SOURCE EXTRACT:
►
An acquaintance, Gavin Elster, asks Scottie to tail his wife, Madeleine, claiming she has been possessed; Scottie reluctantly agrees. The next day Scottie follows Madeleine to a florist for a bouquet of flowers; next she visits the grave of Carlotta Valdes; then she visits an art museum where she sits watching Portrait of Carlotta, a painting of a woman resembling her. Lastly, she enters the McKittrick Hotel, but when Scottie investigates, she is missing and the clerk insists she has not been there.
Midge takes Scottie to a local history expert who informs them Carlotta Valdes tragically ended her life with suicide. Another visit with Gavin reveals Carlotta is Madeleine's great-grandmother who Gavin fears is possessing Madeleine. Gavin also says Madeleine has no knowledge of Carlotta. Scottie tails Madeleine to Fort Point (just beneath the Golden Gate Bridge), where she suddenly leaps into San Francisco Bay. Scottie rescues Madeleine and takes her to his home. The meeting is tense and leads to a strange intimacy between them but Madeleine quickly slips out when Scottie receives a phone call.
◄
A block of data
►
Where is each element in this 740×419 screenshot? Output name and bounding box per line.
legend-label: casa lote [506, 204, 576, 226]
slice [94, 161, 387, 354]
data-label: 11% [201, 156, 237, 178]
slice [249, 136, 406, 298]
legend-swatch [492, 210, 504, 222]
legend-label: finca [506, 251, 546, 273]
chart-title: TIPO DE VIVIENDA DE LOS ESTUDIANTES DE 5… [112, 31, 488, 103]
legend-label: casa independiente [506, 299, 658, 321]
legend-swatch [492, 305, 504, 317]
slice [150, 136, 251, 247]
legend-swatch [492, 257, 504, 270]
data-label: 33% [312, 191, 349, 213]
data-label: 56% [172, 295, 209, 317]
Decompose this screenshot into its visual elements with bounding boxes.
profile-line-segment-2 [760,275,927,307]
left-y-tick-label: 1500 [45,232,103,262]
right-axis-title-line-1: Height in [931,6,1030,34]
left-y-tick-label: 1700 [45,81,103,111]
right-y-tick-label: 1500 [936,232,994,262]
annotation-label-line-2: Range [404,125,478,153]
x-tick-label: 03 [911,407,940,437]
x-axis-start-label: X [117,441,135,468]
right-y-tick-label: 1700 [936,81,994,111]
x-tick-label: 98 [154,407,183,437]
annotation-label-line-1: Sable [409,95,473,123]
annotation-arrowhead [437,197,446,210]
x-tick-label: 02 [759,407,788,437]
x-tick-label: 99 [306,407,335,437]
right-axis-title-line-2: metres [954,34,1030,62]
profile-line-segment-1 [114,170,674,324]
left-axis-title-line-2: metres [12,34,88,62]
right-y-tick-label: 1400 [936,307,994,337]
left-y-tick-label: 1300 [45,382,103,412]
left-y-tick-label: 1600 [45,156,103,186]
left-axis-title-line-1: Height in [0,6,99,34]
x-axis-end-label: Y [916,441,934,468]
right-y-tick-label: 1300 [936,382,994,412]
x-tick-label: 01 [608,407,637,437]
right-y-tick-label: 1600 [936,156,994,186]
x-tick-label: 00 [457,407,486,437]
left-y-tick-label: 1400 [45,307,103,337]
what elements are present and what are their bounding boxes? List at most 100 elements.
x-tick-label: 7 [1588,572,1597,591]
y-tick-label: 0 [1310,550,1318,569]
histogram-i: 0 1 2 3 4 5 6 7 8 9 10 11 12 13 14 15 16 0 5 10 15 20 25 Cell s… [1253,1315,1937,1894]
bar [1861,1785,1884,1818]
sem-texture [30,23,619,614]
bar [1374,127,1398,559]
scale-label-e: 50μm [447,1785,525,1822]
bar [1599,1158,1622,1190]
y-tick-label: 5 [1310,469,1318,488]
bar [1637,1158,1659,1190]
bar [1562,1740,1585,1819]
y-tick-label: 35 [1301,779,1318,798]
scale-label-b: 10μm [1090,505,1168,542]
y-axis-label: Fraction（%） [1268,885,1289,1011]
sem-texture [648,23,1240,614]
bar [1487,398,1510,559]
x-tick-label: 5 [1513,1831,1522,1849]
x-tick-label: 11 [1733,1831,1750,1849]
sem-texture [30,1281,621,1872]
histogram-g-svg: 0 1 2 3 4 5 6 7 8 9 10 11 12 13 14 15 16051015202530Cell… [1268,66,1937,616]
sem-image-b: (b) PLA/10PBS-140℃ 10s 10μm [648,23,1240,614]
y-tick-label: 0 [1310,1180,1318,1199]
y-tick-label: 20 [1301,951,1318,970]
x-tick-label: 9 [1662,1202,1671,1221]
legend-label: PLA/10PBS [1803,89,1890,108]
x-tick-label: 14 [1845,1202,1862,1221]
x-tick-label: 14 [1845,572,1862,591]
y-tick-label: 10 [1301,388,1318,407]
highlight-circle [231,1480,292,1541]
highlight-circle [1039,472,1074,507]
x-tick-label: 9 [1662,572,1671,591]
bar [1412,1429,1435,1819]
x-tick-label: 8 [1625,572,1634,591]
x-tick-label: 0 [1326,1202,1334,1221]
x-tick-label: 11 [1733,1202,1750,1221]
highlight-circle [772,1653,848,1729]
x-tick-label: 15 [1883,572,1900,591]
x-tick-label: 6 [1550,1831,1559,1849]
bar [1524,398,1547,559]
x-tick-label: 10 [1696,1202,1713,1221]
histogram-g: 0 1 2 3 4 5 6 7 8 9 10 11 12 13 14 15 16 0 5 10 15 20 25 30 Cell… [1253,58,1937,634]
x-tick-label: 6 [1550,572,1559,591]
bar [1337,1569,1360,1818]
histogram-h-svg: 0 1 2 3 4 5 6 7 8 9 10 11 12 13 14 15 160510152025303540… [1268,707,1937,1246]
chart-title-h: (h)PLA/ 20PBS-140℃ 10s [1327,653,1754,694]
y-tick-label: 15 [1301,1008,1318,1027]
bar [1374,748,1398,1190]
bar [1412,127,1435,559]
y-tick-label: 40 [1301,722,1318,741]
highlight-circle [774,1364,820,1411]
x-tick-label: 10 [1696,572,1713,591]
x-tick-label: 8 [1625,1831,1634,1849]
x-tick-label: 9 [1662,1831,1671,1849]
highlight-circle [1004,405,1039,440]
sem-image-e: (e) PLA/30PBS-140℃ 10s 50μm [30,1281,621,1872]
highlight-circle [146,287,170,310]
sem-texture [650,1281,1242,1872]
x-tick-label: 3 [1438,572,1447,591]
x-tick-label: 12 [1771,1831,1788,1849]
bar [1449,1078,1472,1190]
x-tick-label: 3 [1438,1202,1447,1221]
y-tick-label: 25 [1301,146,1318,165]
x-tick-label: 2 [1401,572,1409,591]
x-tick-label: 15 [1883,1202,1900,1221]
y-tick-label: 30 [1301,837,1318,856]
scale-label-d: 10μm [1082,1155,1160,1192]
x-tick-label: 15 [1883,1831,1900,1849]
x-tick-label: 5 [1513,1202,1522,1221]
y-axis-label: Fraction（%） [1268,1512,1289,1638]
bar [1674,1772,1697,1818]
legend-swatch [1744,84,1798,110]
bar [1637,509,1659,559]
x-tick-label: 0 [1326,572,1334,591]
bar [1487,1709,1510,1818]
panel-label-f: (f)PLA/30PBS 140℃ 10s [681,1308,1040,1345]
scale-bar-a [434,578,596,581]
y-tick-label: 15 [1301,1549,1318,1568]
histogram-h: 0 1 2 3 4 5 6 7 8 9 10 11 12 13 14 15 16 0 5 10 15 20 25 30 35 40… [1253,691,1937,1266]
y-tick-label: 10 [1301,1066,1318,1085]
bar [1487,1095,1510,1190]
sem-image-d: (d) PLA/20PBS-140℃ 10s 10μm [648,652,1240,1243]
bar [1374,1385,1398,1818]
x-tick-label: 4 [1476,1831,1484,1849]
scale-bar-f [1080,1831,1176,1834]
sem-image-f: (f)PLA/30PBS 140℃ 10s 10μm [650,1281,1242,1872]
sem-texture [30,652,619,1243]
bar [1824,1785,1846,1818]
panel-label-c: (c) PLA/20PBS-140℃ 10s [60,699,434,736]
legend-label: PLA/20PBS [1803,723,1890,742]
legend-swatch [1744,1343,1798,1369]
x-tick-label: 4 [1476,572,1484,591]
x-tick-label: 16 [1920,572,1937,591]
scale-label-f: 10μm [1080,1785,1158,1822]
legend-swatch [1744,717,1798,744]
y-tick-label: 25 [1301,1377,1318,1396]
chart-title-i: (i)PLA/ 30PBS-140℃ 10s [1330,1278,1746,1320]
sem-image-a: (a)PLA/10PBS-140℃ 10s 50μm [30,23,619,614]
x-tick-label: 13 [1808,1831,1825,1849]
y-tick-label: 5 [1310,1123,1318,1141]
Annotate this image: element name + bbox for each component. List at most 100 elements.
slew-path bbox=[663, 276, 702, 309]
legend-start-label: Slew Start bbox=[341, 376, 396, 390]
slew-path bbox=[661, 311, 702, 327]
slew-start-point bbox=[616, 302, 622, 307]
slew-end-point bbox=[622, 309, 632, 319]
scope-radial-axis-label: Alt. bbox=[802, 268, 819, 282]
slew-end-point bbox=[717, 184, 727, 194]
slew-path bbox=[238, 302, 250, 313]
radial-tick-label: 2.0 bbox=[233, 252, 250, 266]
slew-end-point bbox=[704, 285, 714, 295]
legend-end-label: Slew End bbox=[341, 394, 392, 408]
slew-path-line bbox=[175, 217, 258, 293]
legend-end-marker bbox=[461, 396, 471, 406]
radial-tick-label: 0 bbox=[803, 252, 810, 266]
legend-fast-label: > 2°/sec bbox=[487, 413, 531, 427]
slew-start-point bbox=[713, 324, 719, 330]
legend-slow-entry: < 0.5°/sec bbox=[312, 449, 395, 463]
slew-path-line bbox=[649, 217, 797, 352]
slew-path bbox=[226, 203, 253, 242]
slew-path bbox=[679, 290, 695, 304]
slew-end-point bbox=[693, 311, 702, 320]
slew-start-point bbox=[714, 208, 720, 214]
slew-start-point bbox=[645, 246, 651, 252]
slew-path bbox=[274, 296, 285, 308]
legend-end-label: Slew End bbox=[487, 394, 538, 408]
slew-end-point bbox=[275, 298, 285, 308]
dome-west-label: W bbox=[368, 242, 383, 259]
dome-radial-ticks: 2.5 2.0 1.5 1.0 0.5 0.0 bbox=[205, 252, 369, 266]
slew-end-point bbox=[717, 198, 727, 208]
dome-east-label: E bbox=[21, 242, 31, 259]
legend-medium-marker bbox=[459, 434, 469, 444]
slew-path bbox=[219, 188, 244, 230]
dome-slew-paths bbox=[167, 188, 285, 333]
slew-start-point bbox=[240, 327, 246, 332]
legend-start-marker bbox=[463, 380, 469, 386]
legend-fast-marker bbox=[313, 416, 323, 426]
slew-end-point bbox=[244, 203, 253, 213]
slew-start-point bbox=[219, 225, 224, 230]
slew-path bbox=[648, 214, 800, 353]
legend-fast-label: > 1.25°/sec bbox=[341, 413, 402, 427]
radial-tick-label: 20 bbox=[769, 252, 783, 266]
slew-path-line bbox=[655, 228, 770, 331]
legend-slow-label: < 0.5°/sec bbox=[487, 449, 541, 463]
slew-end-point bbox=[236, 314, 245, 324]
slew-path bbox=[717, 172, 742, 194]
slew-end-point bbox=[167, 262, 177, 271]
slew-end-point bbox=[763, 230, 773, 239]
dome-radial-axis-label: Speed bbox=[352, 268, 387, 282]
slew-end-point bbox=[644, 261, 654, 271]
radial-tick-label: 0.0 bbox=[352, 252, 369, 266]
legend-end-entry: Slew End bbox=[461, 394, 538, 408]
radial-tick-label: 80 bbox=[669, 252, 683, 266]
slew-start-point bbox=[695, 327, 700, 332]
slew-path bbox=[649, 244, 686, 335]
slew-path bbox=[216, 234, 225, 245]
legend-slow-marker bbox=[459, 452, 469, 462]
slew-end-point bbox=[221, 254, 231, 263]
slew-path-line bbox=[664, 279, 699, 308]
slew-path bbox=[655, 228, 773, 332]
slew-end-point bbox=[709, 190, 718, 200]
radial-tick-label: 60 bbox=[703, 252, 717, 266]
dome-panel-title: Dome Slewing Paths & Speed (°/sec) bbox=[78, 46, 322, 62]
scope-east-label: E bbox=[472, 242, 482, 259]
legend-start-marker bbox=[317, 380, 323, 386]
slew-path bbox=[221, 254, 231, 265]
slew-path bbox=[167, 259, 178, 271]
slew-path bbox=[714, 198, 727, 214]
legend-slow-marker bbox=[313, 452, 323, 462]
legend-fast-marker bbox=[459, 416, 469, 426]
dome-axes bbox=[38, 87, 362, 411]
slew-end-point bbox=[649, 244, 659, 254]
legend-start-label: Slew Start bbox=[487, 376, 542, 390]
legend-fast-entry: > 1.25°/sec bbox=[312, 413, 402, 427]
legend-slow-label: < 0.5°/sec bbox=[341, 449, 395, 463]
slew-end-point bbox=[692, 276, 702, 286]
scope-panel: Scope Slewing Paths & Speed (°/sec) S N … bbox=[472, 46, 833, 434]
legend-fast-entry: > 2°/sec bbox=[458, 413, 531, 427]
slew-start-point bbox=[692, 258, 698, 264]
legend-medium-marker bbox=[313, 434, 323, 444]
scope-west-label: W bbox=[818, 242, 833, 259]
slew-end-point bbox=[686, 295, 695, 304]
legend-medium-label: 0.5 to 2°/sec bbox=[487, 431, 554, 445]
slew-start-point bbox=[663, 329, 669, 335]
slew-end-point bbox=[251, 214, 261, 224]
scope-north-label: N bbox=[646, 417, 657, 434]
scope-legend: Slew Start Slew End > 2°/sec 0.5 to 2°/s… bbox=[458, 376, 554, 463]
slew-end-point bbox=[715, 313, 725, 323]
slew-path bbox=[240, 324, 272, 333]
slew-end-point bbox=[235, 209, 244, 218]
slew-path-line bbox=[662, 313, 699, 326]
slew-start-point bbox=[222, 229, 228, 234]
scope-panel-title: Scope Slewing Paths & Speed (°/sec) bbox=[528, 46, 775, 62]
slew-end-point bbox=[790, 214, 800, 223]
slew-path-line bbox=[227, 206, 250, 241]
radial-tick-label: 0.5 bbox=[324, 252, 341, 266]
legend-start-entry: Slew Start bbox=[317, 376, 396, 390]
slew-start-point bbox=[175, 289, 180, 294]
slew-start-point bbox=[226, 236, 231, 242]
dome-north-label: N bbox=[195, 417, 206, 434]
◄
EXERCISES TO COMPLETE:
1) According to the plot summary, what relation is Carlotta Valdes to Madeleine?
2) Print the plot summary from "Midge takes Scottie" to "a phone call.".

TASK-BY-TASK SOLUTIONS:
1) Carlotta Valdes is Madeleine's great-grandmother.

2)
Midge takes Scottie to a local history expert who informs them Carlotta Valdes tragically ended her life with suicide. Another visit with Gavin reveals Carlotta is Madeleine's great-grandmother who Gavin fears is possessing Madeleine. Gavin also says Madeleine has no knowledge of Carlotta. Scottie tails Madeleine to Fort Point (just beneath the Golden Gate Bridge), where she suddenly leaps into San Francisco Bay. Scottie rescues Madeleine and takes her to his home. The meeting is tense and leads to a strange intimacy between them but Madeleine quickly slips out when Scottie receives a phone call.